## BEGIN

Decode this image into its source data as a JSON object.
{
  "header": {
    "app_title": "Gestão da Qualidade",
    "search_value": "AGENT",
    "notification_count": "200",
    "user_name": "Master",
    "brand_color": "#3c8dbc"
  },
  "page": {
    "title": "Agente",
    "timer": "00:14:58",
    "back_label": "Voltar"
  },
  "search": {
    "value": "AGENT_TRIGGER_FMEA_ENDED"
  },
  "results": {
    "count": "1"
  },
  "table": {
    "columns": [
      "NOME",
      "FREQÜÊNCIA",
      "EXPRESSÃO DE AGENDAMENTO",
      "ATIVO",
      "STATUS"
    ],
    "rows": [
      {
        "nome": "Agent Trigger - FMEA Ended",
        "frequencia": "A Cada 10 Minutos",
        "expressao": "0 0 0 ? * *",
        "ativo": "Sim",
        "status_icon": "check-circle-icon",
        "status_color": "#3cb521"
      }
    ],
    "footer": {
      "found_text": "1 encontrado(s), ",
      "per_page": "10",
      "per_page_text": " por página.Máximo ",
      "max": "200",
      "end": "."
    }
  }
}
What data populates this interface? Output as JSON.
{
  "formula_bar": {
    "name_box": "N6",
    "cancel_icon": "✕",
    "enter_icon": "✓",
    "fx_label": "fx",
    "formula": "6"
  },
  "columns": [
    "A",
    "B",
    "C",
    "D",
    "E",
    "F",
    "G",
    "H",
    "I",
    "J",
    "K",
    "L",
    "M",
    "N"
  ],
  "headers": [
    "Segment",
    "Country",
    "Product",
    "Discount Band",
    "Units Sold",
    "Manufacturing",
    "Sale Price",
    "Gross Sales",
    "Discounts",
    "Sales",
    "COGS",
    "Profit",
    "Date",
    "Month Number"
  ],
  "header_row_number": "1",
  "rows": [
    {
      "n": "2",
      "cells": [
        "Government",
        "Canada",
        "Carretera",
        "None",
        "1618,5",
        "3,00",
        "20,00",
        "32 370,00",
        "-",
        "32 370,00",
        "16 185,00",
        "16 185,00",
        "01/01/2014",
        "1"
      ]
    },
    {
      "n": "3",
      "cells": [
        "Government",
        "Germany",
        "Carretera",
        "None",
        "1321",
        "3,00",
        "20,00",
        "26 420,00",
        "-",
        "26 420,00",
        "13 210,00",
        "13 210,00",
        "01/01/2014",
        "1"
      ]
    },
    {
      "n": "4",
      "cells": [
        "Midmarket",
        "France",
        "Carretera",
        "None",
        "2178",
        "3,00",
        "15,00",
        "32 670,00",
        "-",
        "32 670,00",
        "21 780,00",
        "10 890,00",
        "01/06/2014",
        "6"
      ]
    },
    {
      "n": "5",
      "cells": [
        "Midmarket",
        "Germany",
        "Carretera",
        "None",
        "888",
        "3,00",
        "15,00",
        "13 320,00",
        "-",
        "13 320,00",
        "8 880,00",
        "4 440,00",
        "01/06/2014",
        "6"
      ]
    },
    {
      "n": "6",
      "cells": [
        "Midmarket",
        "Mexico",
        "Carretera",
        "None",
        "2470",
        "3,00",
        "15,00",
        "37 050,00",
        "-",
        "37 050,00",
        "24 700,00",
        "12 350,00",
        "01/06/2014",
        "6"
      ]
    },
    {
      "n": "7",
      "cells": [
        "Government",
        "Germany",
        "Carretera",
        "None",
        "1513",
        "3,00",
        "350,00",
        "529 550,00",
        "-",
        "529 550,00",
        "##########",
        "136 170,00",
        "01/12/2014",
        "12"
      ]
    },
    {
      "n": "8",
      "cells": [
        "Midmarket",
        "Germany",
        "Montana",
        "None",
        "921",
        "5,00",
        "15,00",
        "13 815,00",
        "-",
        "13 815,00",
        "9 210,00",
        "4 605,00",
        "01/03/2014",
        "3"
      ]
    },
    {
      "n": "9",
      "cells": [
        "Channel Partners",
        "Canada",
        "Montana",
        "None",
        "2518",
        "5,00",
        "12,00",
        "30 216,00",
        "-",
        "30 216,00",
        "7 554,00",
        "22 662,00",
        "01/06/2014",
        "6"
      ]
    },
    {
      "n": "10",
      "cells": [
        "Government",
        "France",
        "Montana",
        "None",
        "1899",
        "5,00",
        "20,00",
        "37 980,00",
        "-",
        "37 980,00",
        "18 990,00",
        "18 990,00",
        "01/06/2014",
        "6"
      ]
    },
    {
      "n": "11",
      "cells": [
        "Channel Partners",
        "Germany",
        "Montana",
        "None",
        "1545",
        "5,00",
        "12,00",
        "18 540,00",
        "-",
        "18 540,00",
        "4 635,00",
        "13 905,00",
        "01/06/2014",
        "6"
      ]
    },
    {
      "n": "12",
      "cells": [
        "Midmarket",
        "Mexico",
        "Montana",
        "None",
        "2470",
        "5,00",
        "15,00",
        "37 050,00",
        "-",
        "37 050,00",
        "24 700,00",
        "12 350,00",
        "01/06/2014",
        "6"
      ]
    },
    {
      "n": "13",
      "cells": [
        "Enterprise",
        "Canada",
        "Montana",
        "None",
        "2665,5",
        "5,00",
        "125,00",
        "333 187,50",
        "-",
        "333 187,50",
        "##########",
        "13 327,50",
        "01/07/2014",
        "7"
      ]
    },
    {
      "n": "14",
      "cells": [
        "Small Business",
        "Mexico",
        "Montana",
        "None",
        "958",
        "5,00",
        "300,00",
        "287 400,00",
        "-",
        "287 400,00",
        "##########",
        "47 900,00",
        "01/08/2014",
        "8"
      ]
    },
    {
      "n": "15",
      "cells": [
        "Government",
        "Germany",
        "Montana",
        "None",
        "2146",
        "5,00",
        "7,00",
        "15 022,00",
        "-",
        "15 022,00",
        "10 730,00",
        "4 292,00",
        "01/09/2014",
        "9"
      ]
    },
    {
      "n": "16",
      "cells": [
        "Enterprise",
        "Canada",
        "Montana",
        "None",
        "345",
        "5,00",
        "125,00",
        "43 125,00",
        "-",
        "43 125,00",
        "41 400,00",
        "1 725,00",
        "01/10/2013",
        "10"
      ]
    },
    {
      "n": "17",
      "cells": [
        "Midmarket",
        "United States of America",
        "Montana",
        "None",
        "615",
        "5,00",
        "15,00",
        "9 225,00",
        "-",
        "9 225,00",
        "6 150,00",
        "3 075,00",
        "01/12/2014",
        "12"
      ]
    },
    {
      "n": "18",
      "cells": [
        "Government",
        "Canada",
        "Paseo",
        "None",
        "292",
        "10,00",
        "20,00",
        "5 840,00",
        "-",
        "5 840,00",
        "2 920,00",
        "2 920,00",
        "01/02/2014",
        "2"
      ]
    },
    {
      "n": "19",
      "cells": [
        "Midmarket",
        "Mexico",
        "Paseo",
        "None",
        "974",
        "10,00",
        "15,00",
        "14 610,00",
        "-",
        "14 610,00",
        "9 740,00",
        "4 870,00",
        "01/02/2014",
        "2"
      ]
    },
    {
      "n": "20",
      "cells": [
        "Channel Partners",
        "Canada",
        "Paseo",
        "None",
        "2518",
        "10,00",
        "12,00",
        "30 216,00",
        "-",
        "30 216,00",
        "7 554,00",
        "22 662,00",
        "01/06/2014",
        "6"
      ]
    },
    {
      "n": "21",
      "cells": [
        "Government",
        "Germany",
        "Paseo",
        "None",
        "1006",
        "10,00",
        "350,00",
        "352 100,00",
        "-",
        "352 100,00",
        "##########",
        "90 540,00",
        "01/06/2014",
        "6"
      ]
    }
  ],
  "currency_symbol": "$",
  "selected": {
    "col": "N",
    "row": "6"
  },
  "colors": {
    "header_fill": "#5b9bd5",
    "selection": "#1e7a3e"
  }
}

## END

Repeat the entries shown above, every one, word for word.

**REPLY TO THE TASK**
Decode this image into its source data as a JSON object.
{
  "header": {
    "app_title": "Gestão da Qualidade",
    "search_value": "AGENT",
    "notification_count": "200",
    "user_name": "Master",
    "brand_color": "#3c8dbc"
  },
  "page": {
    "title": "Agente",
    "timer": "00:14:58",
    "back_label": "Voltar"
  },
  "search": {
    "value": "AGENT_TRIGGER_FMEA_ENDED"
  },
  "results": {
    "count": "1"
  },
  "table": {
    "columns": [
      "NOME",
      "FREQÜÊNCIA",
      "EXPRESSÃO DE AGENDAMENTO",
      "ATIVO",
      "STATUS"
    ],
    "rows": [
      {
        "nome": "Agent Trigger - FMEA Ended",
        "frequencia": "A Cada 10 Minutos",
        "expressao": "0 0 0 ? * *",
        "ativo": "Sim",
        "status_icon": "check-circle-icon",
        "status_color": "#3cb521"
      }
    ],
    "footer": {
      "found_text": "1 encontrado(s), ",
      "per_page": "10",
      "per_page_text": " por página.Máximo ",
      "max": "200",
      "end": "."
    }
  }
}
What data populates this interface? Output as JSON.
{
  "formula_bar": {
    "name_box": "N6",
    "cancel_icon": "✕",
    "enter_icon": "✓",
    "fx_label": "fx",
    "formula": "6"
  },
  "columns": [
    "A",
    "B",
    "C",
    "D",
    "E",
    "F",
    "G",
    "H",
    "I",
    "J",
    "K",
    "L",
    "M",
    "N"
  ],
  "headers": [
    "Segment",
    "Country",
    "Product",
    "Discount Band",
    "Units Sold",
    "Manufacturing",
    "Sale Price",
    "Gross Sales",
    "Discounts",
    "Sales",
    "COGS",
    "Profit",
    "Date",
    "Month Number"
  ],
  "header_row_number": "1",
  "rows": [
    {
      "n": "2",
      "cells": [
        "Government",
        "Canada",
        "Carretera",
        "None",
        "1618,5",
        "3,00",
        "20,00",
        "32 370,00",
        "-",
        "32 370,00",
        "16 185,00",
        "16 185,00",
        "01/01/2014",
        "1"
      ]
    },
    {
      "n": "3",
      "cells": [
        "Government",
        "Germany",
        "Carretera",
        "None",
        "1321",
        "3,00",
        "20,00",
        "26 420,00",
        "-",
        "26 420,00",
        "13 210,00",
        "13 210,00",
        "01/01/2014",
        "1"
      ]
    },
    {
      "n": "4",
      "cells": [
        "Midmarket",
        "France",
        "Carretera",
        "None",
        "2178",
        "3,00",
        "15,00",
        "32 670,00",
        "-",
        "32 670,00",
        "21 780,00",
        "10 890,00",
        "01/06/2014",
        "6"
      ]
    },
    {
      "n": "5",
      "cells": [
        "Midmarket",
        "Germany",
        "Carretera",
        "None",
        "888",
        "3,00",
        "15,00",
        "13 320,00",
        "-",
        "13 320,00",
        "8 880,00",
        "4 440,00",
        "01/06/2014",
        "6"
      ]
    },
    {
      "n": "6",
      "cells": [
        "Midmarket",
        "Mexico",
        "Carretera",
        "None",
        "2470",
        "3,00",
        "15,00",
        "37 050,00",
        "-",
        "37 050,00",
        "24 700,00",
        "12 350,00",
        "01/06/2014",
        "6"
      ]
    },
    {
      "n": "7",
      "cells": [
        "Government",
        "Germany",
        "Carretera",
        "None",
        "1513",
        "3,00",
        "350,00",
        "529 550,00",
        "-",
        "529 550,00",
        "##########",
        "136 170,00",
        "01/12/2014",
        "12"
      ]
    },
    {
      "n": "8",
      "cells": [
        "Midmarket",
        "Germany",
        "Montana",
        "None",
        "921",
        "5,00",
        "15,00",
        "13 815,00",
        "-",
        "13 815,00",
        "9 210,00",
        "4 605,00",
        "01/03/2014",
        "3"
      ]
    },
    {
      "n": "9",
      "cells": [
        "Channel Partners",
        "Canada",
        "Montana",
        "None",
        "2518",
        "5,00",
        "12,00",
        "30 216,00",
        "-",
        "30 216,00",
        "7 554,00",
        "22 662,00",
        "01/06/2014",
        "6"
      ]
    },
    {
      "n": "10",
      "cells": [
        "Government",
        "France",
        "Montana",
        "None",
        "1899",
        "5,00",
        "20,00",
        "37 980,00",
        "-",
        "37 980,00",
        "18 990,00",
        "18 990,00",
        "01/06/2014",
        "6"
      ]
    },
    {
      "n": "11",
      "cells": [
        "Channel Partners",
        "Germany",
        "Montana",
        "None",
        "1545",
        "5,00",
        "12,00",
        "18 540,00",
        "-",
        "18 540,00",
        "4 635,00",
        "13 905,00",
        "01/06/2014",
        "6"
      ]
    },
    {
      "n": "12",
      "cells": [
        "Midmarket",
        "Mexico",
        "Montana",
        "None",
        "2470",
        "5,00",
        "15,00",
        "37 050,00",
        "-",
        "37 050,00",
        "24 700,00",
        "12 350,00",
        "01/06/2014",
        "6"
      ]
    },
    {
      "n": "13",
      "cells": [
        "Enterprise",
        "Canada",
        "Montana",
        "None",
        "2665,5",
        "5,00",
        "125,00",
        "333 187,50",
        "-",
        "333 187,50",
        "##########",
        "13 327,50",
        "01/07/2014",
        "7"
      ]
    },
    {
      "n": "14",
      "cells": [
        "Small Business",
        "Mexico",
        "Montana",
        "None",
        "958",
        "5,00",
        "300,00",
        "287 400,00",
        "-",
        "287 400,00",
        "##########",
        "47 900,00",
        "01/08/2014",
        "8"
      ]
    },
    {
      "n": "15",
      "cells": [
        "Government",
        "Germany",
        "Montana",
        "None",
        "2146",
        "5,00",
        "7,00",
        "15 022,00",
        "-",
        "15 022,00",
        "10 730,00",
        "4 292,00",
        "01/09/2014",
        "9"
      ]
    },
    {
      "n": "16",
      "cells": [
        "Enterprise",
        "Canada",
        "Montana",
        "None",
        "345",
        "5,00",
        "125,00",
        "43 125,00",
        "-",
        "43 125,00",
        "41 400,00",
        "1 725,00",
        "01/10/2013",
        "10"
      ]
    },
    {
      "n": "17",
      "cells": [
        "Midmarket",
        "United States of America",
        "Montana",
        "None",
        "615",
        "5,00",
        "15,00",
        "9 225,00",
        "-",
        "9 225,00",
        "6 150,00",
        "3 075,00",
        "01/12/2014",
        "12"
      ]
    },
    {
      "n": "18",
      "cells": [
        "Government",
        "Canada",
        "Paseo",
        "None",
        "292",
        "10,00",
        "20,00",
        "5 840,00",
        "-",
        "5 840,00",
        "2 920,00",
        "2 920,00",
        "01/02/2014",
        "2"
      ]
    },
    {
      "n": "19",
      "cells": [
        "Midmarket",
        "Mexico",
        "Paseo",
        "None",
        "974",
        "10,00",
        "15,00",
        "14 610,00",
        "-",
        "14 610,00",
        "9 740,00",
        "4 870,00",
        "01/02/2014",
        "2"
      ]
    },
    {
      "n": "20",
      "cells": [
        "Channel Partners",
        "Canada",
        "Paseo",
        "None",
        "2518",
        "10,00",
        "12,00",
        "30 216,00",
        "-",
        "30 216,00",
        "7 554,00",
        "22 662,00",
        "01/06/2014",
        "6"
      ]
    },
    {
      "n": "21",
      "cells": [
        "Government",
        "Germany",
        "Paseo",
        "None",
        "1006",
        "10,00",
        "350,00",
        "352 100,00",
        "-",
        "352 100,00",
        "##########",
        "90 540,00",
        "01/06/2014",
        "6"
      ]
    }
  ],
  "currency_symbol": "$",
  "selected": {
    "col": "N",
    "row": "6"
  },
  "colors": {
    "header_fill": "#5b9bd5",
    "selection": "#1e7a3e"
  }
}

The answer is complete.